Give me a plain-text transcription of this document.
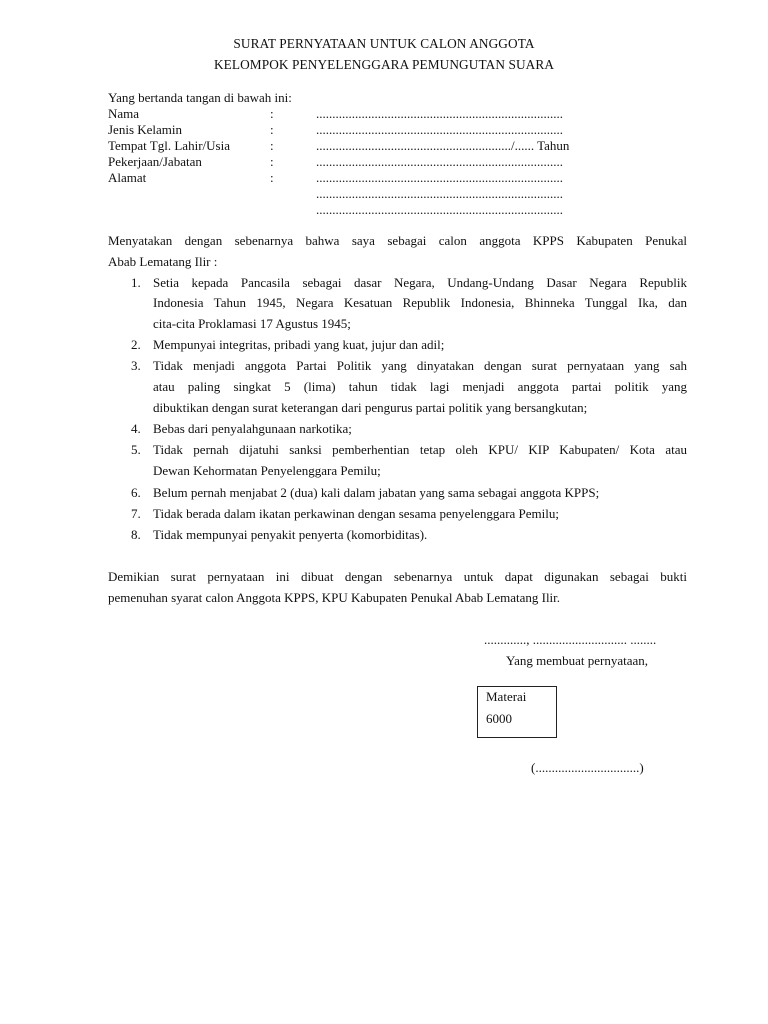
SURAT PERNYATAAN UNTUK CALON ANGGOTA
KELOMPOK PENYELENGGARA PEMUNGUTAN SUARA
Yang bertanda tangan di bawah ini:
Nama	:	............................................................................
Jenis Kelamin	:	............................................................................
Tempat Tgl. Lahir/Usia	:	............................................................/...... Tahun
Pekerjaan/Jabatan	:	............................................................................
Alamat	:	............................................................................
............................................................................
............................................................................
Menyatakan dengan sebenarnya bahwa saya sebagai calon anggota KPPS Kabupaten Penukal
Abab Lematang Ilir :
1. Setia kepada Pancasila sebagai dasar Negara, Undang-Undang Dasar Negara Republik
Indonesia Tahun 1945, Negara Kesatuan Republik Indonesia, Bhinneka Tunggal Ika, dan
cita-cita Proklamasi 17 Agustus 1945;
2. Mempunyai integritas, pribadi yang kuat, jujur dan adil;
3. Tidak menjadi anggota Partai Politik yang dinyatakan dengan surat pernyataan yang sah
atau paling singkat 5 (lima) tahun tidak lagi menjadi anggota partai politik yang
dibuktikan dengan surat keterangan dari pengurus partai politik yang bersangkutan;
4. Bebas dari penyalahgunaan narkotika;
5. Tidak pernah dijatuhi sanksi pemberhentian tetap oleh KPU/ KIP Kabupaten/ Kota atau
Dewan Kehormatan Penyelenggara Pemilu;
6. Belum pernah menjabat 2 (dua) kali dalam jabatan yang sama sebagai anggota KPPS;
7. Tidak berada dalam ikatan perkawinan dengan sesama penyelenggara Pemilu;
8. Tidak mempunyai penyakit penyerta (komorbiditas).
Demikian surat pernyataan ini dibuat dengan sebenarnya untuk dapat digunakan sebagai bukti
pemenuhan syarat calon Anggota KPPS, KPU Kabupaten Penukal Abab Lematang Ilir.
............., ............................. ........
Yang membuat pernyataan,
Materai
6000
(................................)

☆ ☆ ☆

INSTRUCTIONS FOR THE TASK: Leave every image out, and retype the material exactly.

REPLY TO THE EXERCISE:
Give me a plain-text transcription of this document.
SURAT PERNYATAAN UNTUK CALON ANGGOTA
KELOMPOK PENYELENGGARA PEMUNGUTAN SUARA
Yang bertanda tangan di bawah ini:
Nama	:	............................................................................
Jenis Kelamin	:	............................................................................
Tempat Tgl. Lahir/Usia	:	............................................................/...... Tahun
Pekerjaan/Jabatan	:	............................................................................
Alamat	:	............................................................................
............................................................................
............................................................................
Menyatakan dengan sebenarnya bahwa saya sebagai calon anggota KPPS Kabupaten Penukal
Abab Lematang Ilir :
1. Setia kepada Pancasila sebagai dasar Negara, Undang-Undang Dasar Negara Republik
Indonesia Tahun 1945, Negara Kesatuan Republik Indonesia, Bhinneka Tunggal Ika, dan
cita-cita Proklamasi 17 Agustus 1945;
2. Mempunyai integritas, pribadi yang kuat, jujur dan adil;
3. Tidak menjadi anggota Partai Politik yang dinyatakan dengan surat pernyataan yang sah
atau paling singkat 5 (lima) tahun tidak lagi menjadi anggota partai politik yang
dibuktikan dengan surat keterangan dari pengurus partai politik yang bersangkutan;
4. Bebas dari penyalahgunaan narkotika;
5. Tidak pernah dijatuhi sanksi pemberhentian tetap oleh KPU/ KIP Kabupaten/ Kota atau
Dewan Kehormatan Penyelenggara Pemilu;
6. Belum pernah menjabat 2 (dua) kali dalam jabatan yang sama sebagai anggota KPPS;
7. Tidak berada dalam ikatan perkawinan dengan sesama penyelenggara Pemilu;
8. Tidak mempunyai penyakit penyerta (komorbiditas).
Demikian surat pernyataan ini dibuat dengan sebenarnya untuk dapat digunakan sebagai bukti
pemenuhan syarat calon Anggota KPPS, KPU Kabupaten Penukal Abab Lematang Ilir.
............., ............................. ........
Yang membuat pernyataan,
Materai
6000
(................................)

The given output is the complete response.